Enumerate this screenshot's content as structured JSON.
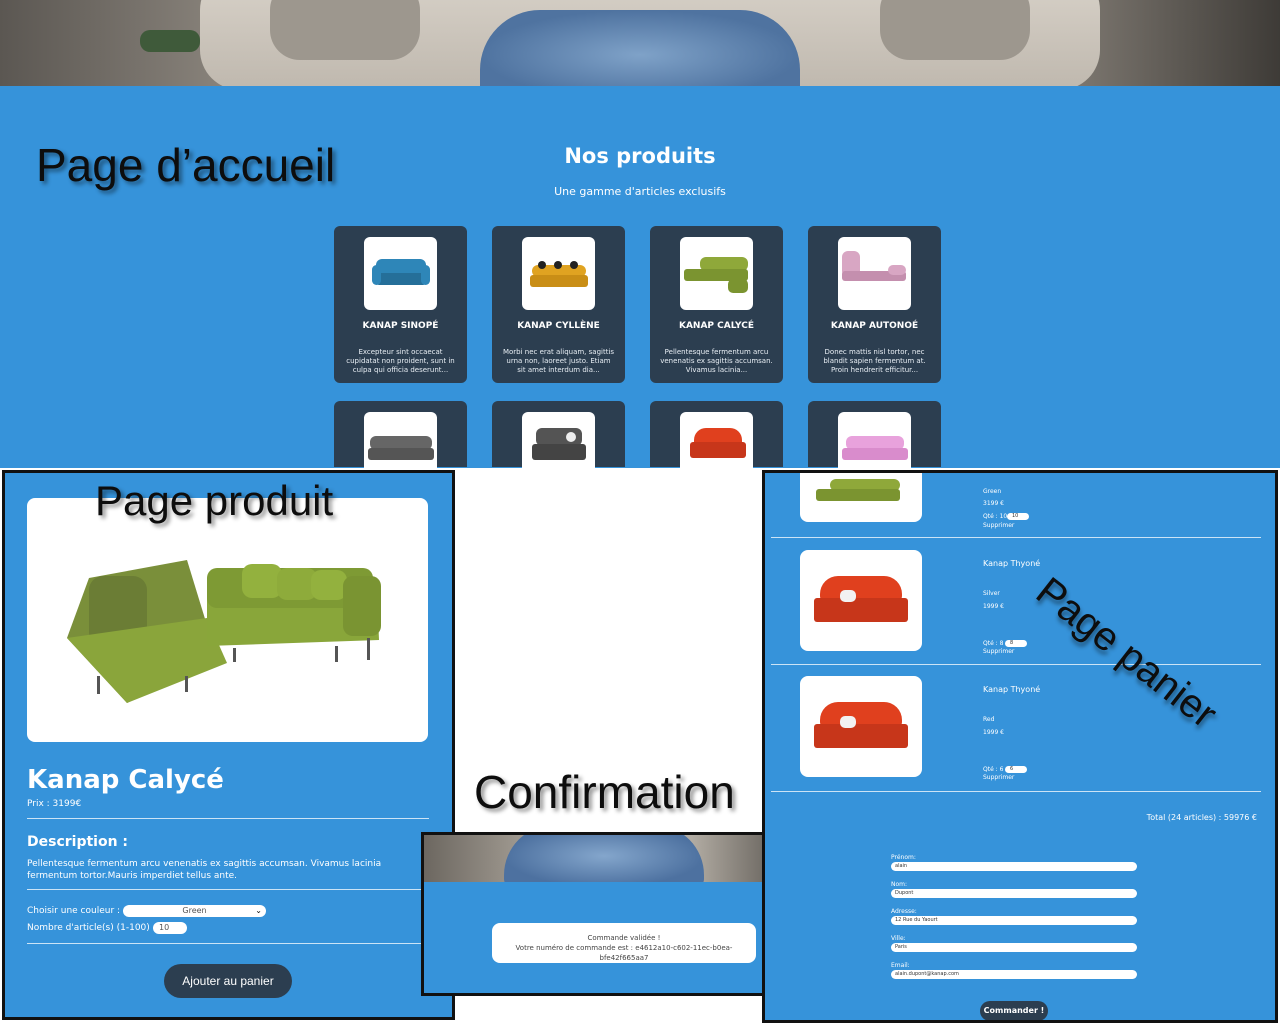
{
  "labels": {
    "home": "Page d’accueil",
    "product": "Page produit",
    "cart": "Page panier",
    "confirmation": "Confirmation"
  },
  "home": {
    "title": "Nos produits",
    "subtitle": "Une gamme d'articles exclusifs",
    "products": [
      {
        "name": "KANAP SINOPÉ",
        "desc": "Excepteur sint occaecat cupidatat non proident, sunt in culpa qui officia deserunt...",
        "color": "#2e86b8"
      },
      {
        "name": "KANAP CYLLÈNE",
        "desc": "Morbi nec erat aliquam, sagittis urna non, laoreet justo. Etiam sit amet interdum dia...",
        "color": "#e0a321"
      },
      {
        "name": "KANAP CALYCÉ",
        "desc": "Pellentesque fermentum arcu venenatis ex sagittis accumsan. Vivamus lacinia...",
        "color": "#8fa83a"
      },
      {
        "name": "KANAP AUTONOÉ",
        "desc": "Donec mattis nisl tortor, nec blandit sapien fermentum at. Proin hendrerit efficitur...",
        "color": "#d8a6c3"
      }
    ],
    "products_row2_colors": [
      "#666666",
      "#545454",
      "#e0401e",
      "#e8a2dc"
    ]
  },
  "product": {
    "name": "Kanap Calycé",
    "price": "Prix : 3199€",
    "description_heading": "Description :",
    "description": "Pellentesque fermentum arcu venenatis ex sagittis accumsan. Vivamus lacinia fermentum tortor.Mauris imperdiet tellus ante.",
    "color_label": "Choisir une couleur :",
    "color_value": "Green",
    "quantity_label": "Nombre d'article(s) (1-100) :",
    "quantity_value": "10",
    "add_button": "Ajouter au panier"
  },
  "cart": {
    "items": [
      {
        "name": "",
        "color": "Green",
        "price": "3199 €",
        "qty_label": "Qté : 10",
        "qty": "10",
        "delete": "Supprimer"
      },
      {
        "name": "Kanap Thyoné",
        "color": "Silver",
        "price": "1999 €",
        "qty_label": "Qté : 8",
        "qty": "8",
        "delete": "Supprimer"
      },
      {
        "name": "Kanap Thyoné",
        "color": "Red",
        "price": "1999 €",
        "qty_label": "Qté : 6",
        "qty": "6",
        "delete": "Supprimer"
      }
    ],
    "total": "Total (24 articles) : 59976 €",
    "form": {
      "firstname_label": "Prénom:",
      "firstname": "alain",
      "lastname_label": "Nom:",
      "lastname": "Dupont",
      "address_label": "Adresse:",
      "address": "12 Rue du Yaourt",
      "city_label": "Ville:",
      "city": "Paris",
      "email_label": "Email:",
      "email": "alain.dupont@kanap.com"
    },
    "order_button": "Commander !"
  },
  "confirmation": {
    "line1": "Commande validée !",
    "line2": "Votre numéro de commande est : e4612a10-c602-11ec-b0ea-bfe42f665aa7"
  },
  "colors": {
    "page_blue": "#3693da",
    "card_dark": "#2c3e50",
    "white": "#ffffff"
  }
}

--------------------

Job » The listing above needs to be output again exactly. Don't include the pictures.

Answer in full »
Enumerate this screenshot's content as structured JSON.
{
  "labels": {
    "home": "Page d’accueil",
    "product": "Page produit",
    "cart": "Page panier",
    "confirmation": "Confirmation"
  },
  "home": {
    "title": "Nos produits",
    "subtitle": "Une gamme d'articles exclusifs",
    "products": [
      {
        "name": "KANAP SINOPÉ",
        "desc": "Excepteur sint occaecat cupidatat non proident, sunt in culpa qui officia deserunt...",
        "color": "#2e86b8"
      },
      {
        "name": "KANAP CYLLÈNE",
        "desc": "Morbi nec erat aliquam, sagittis urna non, laoreet justo. Etiam sit amet interdum dia...",
        "color": "#e0a321"
      },
      {
        "name": "KANAP CALYCÉ",
        "desc": "Pellentesque fermentum arcu venenatis ex sagittis accumsan. Vivamus lacinia...",
        "color": "#8fa83a"
      },
      {
        "name": "KANAP AUTONOÉ",
        "desc": "Donec mattis nisl tortor, nec blandit sapien fermentum at. Proin hendrerit efficitur...",
        "color": "#d8a6c3"
      }
    ],
    "products_row2_colors": [
      "#666666",
      "#545454",
      "#e0401e",
      "#e8a2dc"
    ]
  },
  "product": {
    "name": "Kanap Calycé",
    "price": "Prix : 3199€",
    "description_heading": "Description :",
    "description": "Pellentesque fermentum arcu venenatis ex sagittis accumsan. Vivamus lacinia fermentum tortor.Mauris imperdiet tellus ante.",
    "color_label": "Choisir une couleur :",
    "color_value": "Green",
    "quantity_label": "Nombre d'article(s) (1-100) :",
    "quantity_value": "10",
    "add_button": "Ajouter au panier"
  },
  "cart": {
    "items": [
      {
        "name": "",
        "color": "Green",
        "price": "3199 €",
        "qty_label": "Qté : 10",
        "qty": "10",
        "delete": "Supprimer"
      },
      {
        "name": "Kanap Thyoné",
        "color": "Silver",
        "price": "1999 €",
        "qty_label": "Qté : 8",
        "qty": "8",
        "delete": "Supprimer"
      },
      {
        "name": "Kanap Thyoné",
        "color": "Red",
        "price": "1999 €",
        "qty_label": "Qté : 6",
        "qty": "6",
        "delete": "Supprimer"
      }
    ],
    "total": "Total (24 articles) : 59976 €",
    "form": {
      "firstname_label": "Prénom:",
      "firstname": "alain",
      "lastname_label": "Nom:",
      "lastname": "Dupont",
      "address_label": "Adresse:",
      "address": "12 Rue du Yaourt",
      "city_label": "Ville:",
      "city": "Paris",
      "email_label": "Email:",
      "email": "alain.dupont@kanap.com"
    },
    "order_button": "Commander !"
  },
  "confirmation": {
    "line1": "Commande validée !",
    "line2": "Votre numéro de commande est : e4612a10-c602-11ec-b0ea-bfe42f665aa7"
  },
  "colors": {
    "page_blue": "#3693da",
    "card_dark": "#2c3e50",
    "white": "#ffffff"
  }
}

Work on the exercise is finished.